Stored data -
▬▬▬▬▬▬▬▬▬▬

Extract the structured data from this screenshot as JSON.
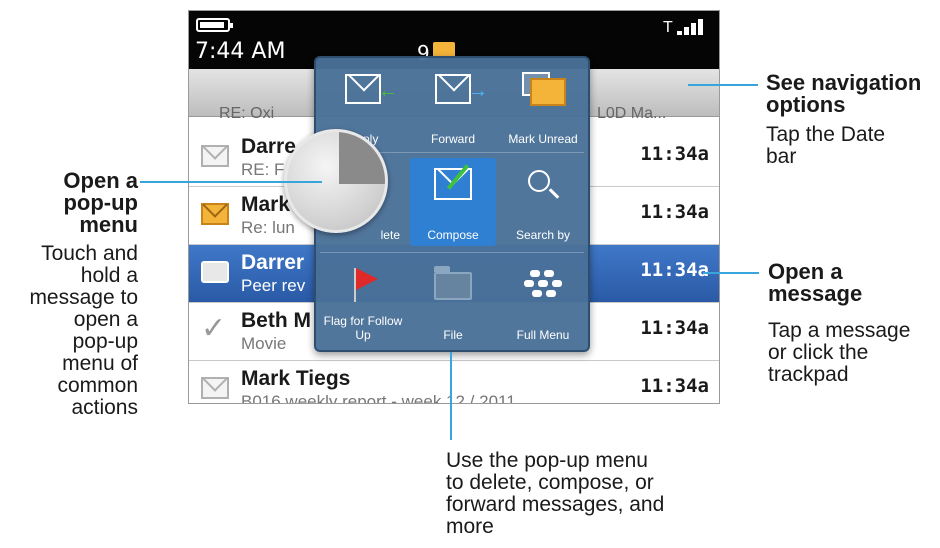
{
  "device": {
    "status": {
      "time": "7:44 AM",
      "message_count": "9"
    },
    "datebar": {
      "left_text": "RE: Oxi",
      "right_text": "L0D Ma..."
    },
    "messages": [
      {
        "sender": "Darre",
        "subject": "RE: F",
        "time": "11:34a",
        "icon": "read-envelope-icon",
        "selected": false
      },
      {
        "sender": "Mark",
        "subject": "Re: lun",
        "time": "11:34a",
        "icon": "unread-envelope-icon",
        "selected": false
      },
      {
        "sender": "Darrer",
        "subject": "Peer rev",
        "time": "11:34a",
        "icon": "attachment-envelope-icon",
        "selected": true
      },
      {
        "sender": "Beth M",
        "subject": "Movie",
        "time": "11:34a",
        "icon": "sent-check-icon",
        "selected": false
      },
      {
        "sender": "Mark Tiegs",
        "subject": "B016 weekly report - week 12 / 2011",
        "time": "11:34a",
        "icon": "read-envelope-icon",
        "selected": false
      }
    ],
    "popup_menu": {
      "items": [
        {
          "label": "Reply",
          "icon": "reply-icon"
        },
        {
          "label": "Forward",
          "icon": "forward-icon"
        },
        {
          "label": "Mark Unread",
          "icon": "mark-unread-icon"
        },
        {
          "label": "Delete",
          "visible_label": "lete",
          "icon": "delete-icon"
        },
        {
          "label": "Compose",
          "icon": "compose-icon"
        },
        {
          "label": "Search by",
          "icon": "search-icon"
        },
        {
          "label": "Flag for Follow Up",
          "icon": "flag-icon"
        },
        {
          "label": "File",
          "icon": "folder-icon"
        },
        {
          "label": "Full Menu",
          "icon": "blackberry-menu-icon"
        }
      ]
    }
  },
  "callouts": {
    "left": {
      "heading": [
        "Open a",
        "pop-up",
        "menu"
      ],
      "body": [
        "Touch and",
        "hold a",
        "message to",
        "open a",
        "pop-up",
        "menu of",
        "common",
        "actions"
      ]
    },
    "top_right": {
      "heading": [
        "See navigation",
        "options"
      ],
      "body": [
        "Tap the Date",
        "bar"
      ]
    },
    "mid_right": {
      "heading": [
        "Open a",
        "message"
      ],
      "body": [
        "Tap a message",
        "or click the",
        "trackpad"
      ]
    },
    "bottom": {
      "body": [
        "Use the pop-up menu",
        "to delete, compose, or",
        "forward messages, and",
        "more"
      ]
    }
  },
  "colors": {
    "callout_line": "#3aa5dc",
    "selected_row": "#2f64b3",
    "popup_bg": "#4a7098",
    "unread_envelope": "#f4b43a"
  }
}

▬▬▬▬▬▬▬▬▬▬

GIVEN PROBLEM - Verbatim reproduction of every record is required; images are left out.

WORKED ANSWER -
Extract the structured data from this screenshot as JSON.
{
  "device": {
    "status": {
      "time": "7:44 AM",
      "message_count": "9"
    },
    "datebar": {
      "left_text": "RE: Oxi",
      "right_text": "L0D Ma..."
    },
    "messages": [
      {
        "sender": "Darre",
        "subject": "RE: F",
        "time": "11:34a",
        "icon": "read-envelope-icon",
        "selected": false
      },
      {
        "sender": "Mark",
        "subject": "Re: lun",
        "time": "11:34a",
        "icon": "unread-envelope-icon",
        "selected": false
      },
      {
        "sender": "Darrer",
        "subject": "Peer rev",
        "time": "11:34a",
        "icon": "attachment-envelope-icon",
        "selected": true
      },
      {
        "sender": "Beth M",
        "subject": "Movie",
        "time": "11:34a",
        "icon": "sent-check-icon",
        "selected": false
      },
      {
        "sender": "Mark Tiegs",
        "subject": "B016 weekly report - week 12 / 2011",
        "time": "11:34a",
        "icon": "read-envelope-icon",
        "selected": false
      }
    ],
    "popup_menu": {
      "items": [
        {
          "label": "Reply",
          "icon": "reply-icon"
        },
        {
          "label": "Forward",
          "icon": "forward-icon"
        },
        {
          "label": "Mark Unread",
          "icon": "mark-unread-icon"
        },
        {
          "label": "Delete",
          "visible_label": "lete",
          "icon": "delete-icon"
        },
        {
          "label": "Compose",
          "icon": "compose-icon"
        },
        {
          "label": "Search by",
          "icon": "search-icon"
        },
        {
          "label": "Flag for Follow Up",
          "icon": "flag-icon"
        },
        {
          "label": "File",
          "icon": "folder-icon"
        },
        {
          "label": "Full Menu",
          "icon": "blackberry-menu-icon"
        }
      ]
    }
  },
  "callouts": {
    "left": {
      "heading": [
        "Open a",
        "pop-up",
        "menu"
      ],
      "body": [
        "Touch and",
        "hold a",
        "message to",
        "open a",
        "pop-up",
        "menu of",
        "common",
        "actions"
      ]
    },
    "top_right": {
      "heading": [
        "See navigation",
        "options"
      ],
      "body": [
        "Tap the Date",
        "bar"
      ]
    },
    "mid_right": {
      "heading": [
        "Open a",
        "message"
      ],
      "body": [
        "Tap a message",
        "or click the",
        "trackpad"
      ]
    },
    "bottom": {
      "body": [
        "Use the pop-up menu",
        "to delete, compose, or",
        "forward messages, and",
        "more"
      ]
    }
  },
  "colors": {
    "callout_line": "#3aa5dc",
    "selected_row": "#2f64b3",
    "popup_bg": "#4a7098",
    "unread_envelope": "#f4b43a"
  }
}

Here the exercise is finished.